What the task requires:
Tell how many lines have the string "interno" in them, and write nothing besides the number.

Supplied data:
-.-.-

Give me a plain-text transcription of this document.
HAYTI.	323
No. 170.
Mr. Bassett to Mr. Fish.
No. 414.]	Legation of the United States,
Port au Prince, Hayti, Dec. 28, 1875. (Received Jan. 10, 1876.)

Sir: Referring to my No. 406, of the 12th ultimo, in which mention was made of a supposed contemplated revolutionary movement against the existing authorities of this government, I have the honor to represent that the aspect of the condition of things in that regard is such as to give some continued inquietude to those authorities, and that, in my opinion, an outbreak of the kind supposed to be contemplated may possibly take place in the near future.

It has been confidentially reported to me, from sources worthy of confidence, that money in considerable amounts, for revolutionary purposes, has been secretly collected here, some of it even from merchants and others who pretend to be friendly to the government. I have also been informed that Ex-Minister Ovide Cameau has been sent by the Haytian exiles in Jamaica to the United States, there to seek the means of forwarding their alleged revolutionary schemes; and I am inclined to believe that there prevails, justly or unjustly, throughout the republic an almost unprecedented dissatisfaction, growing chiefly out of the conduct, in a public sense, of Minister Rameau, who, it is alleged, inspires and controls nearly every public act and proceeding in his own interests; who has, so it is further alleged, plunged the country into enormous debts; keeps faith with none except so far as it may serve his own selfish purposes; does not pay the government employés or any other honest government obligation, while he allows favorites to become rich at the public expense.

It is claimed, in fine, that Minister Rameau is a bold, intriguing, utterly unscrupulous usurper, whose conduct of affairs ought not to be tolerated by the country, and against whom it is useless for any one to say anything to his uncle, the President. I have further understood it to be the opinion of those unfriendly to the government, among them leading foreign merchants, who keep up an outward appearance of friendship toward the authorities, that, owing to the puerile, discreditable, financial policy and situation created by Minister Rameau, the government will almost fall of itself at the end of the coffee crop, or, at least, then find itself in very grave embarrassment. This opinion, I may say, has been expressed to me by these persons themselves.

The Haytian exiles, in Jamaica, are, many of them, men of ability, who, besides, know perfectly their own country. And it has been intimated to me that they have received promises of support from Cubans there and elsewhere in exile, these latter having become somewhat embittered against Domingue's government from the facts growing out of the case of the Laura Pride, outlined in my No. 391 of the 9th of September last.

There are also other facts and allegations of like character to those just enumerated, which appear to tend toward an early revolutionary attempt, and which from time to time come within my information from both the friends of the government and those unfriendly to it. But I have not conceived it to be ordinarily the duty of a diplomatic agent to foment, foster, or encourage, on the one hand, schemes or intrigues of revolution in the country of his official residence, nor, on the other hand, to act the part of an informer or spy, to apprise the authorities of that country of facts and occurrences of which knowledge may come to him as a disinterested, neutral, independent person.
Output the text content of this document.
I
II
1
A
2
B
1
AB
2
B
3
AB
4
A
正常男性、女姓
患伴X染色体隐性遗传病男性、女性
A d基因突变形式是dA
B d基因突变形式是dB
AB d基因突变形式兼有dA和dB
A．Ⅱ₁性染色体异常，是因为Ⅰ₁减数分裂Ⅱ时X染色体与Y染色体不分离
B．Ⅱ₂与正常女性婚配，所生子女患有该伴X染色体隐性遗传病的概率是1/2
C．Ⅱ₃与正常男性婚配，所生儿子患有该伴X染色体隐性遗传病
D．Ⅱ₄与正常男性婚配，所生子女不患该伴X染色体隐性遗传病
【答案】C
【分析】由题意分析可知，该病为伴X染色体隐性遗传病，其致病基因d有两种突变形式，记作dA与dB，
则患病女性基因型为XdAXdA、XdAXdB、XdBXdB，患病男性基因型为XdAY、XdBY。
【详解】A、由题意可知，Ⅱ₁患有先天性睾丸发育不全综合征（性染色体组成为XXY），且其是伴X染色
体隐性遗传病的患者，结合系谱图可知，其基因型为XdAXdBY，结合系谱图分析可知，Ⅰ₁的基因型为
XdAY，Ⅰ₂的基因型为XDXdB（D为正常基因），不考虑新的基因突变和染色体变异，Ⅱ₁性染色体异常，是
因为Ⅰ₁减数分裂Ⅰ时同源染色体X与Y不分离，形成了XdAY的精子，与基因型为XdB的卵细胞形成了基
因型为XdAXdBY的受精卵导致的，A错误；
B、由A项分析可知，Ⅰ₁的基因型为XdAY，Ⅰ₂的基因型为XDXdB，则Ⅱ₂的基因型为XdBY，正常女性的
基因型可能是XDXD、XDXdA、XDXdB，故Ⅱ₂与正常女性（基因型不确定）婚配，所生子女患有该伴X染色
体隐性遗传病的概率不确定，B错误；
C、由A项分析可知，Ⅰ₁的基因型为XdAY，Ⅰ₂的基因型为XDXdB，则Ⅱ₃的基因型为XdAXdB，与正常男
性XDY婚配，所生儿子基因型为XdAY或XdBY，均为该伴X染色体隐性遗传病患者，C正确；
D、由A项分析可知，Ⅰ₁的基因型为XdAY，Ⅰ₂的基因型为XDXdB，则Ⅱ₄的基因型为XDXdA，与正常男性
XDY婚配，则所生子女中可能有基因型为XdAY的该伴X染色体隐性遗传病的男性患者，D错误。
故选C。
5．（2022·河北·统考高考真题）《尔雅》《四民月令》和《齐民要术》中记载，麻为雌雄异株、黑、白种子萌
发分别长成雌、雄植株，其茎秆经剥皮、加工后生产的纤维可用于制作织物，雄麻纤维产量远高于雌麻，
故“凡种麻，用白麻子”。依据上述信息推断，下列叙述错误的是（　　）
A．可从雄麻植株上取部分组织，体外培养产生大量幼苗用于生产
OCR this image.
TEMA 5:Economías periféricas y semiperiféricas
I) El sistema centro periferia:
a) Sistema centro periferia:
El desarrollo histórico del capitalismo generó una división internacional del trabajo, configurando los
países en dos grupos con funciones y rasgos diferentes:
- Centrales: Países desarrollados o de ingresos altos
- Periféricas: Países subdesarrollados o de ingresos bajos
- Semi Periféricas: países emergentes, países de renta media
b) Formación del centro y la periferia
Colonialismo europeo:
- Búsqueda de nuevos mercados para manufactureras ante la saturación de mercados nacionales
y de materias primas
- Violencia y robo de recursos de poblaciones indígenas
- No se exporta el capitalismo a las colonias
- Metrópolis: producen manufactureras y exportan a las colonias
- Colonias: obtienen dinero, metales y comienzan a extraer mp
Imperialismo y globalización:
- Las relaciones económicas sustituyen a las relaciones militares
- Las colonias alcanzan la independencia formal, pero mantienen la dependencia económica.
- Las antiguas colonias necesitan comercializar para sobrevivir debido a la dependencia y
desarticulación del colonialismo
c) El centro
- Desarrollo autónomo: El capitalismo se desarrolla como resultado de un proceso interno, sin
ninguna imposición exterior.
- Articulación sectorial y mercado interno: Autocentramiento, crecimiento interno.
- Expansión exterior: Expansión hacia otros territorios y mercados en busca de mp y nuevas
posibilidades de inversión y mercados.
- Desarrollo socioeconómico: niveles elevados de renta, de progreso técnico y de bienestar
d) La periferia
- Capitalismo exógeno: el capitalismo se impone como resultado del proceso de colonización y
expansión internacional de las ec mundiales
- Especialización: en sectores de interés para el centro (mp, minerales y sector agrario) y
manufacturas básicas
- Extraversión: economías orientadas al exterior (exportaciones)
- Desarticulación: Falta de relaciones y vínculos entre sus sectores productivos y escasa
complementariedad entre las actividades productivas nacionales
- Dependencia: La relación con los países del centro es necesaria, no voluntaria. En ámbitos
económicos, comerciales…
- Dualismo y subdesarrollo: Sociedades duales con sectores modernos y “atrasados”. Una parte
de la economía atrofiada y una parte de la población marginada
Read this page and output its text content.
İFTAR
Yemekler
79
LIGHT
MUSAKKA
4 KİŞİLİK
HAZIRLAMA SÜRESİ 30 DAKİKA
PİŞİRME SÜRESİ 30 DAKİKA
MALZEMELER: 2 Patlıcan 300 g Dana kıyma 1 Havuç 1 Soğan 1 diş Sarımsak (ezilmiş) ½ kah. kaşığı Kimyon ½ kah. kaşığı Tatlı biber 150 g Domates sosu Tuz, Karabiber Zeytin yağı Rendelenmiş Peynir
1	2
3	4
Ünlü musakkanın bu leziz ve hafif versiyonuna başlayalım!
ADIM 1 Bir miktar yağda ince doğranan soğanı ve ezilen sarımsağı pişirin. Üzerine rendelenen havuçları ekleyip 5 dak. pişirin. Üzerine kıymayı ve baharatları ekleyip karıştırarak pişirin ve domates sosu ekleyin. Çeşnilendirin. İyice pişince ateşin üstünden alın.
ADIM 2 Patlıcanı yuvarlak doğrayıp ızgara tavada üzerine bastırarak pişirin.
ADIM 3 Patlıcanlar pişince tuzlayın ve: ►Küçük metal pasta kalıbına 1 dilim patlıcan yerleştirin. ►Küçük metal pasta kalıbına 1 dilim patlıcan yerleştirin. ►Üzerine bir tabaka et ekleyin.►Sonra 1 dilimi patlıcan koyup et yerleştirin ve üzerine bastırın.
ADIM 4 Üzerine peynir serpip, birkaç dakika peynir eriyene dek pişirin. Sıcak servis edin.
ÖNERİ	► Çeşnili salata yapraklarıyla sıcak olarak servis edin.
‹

-.-.-

Written answer:
2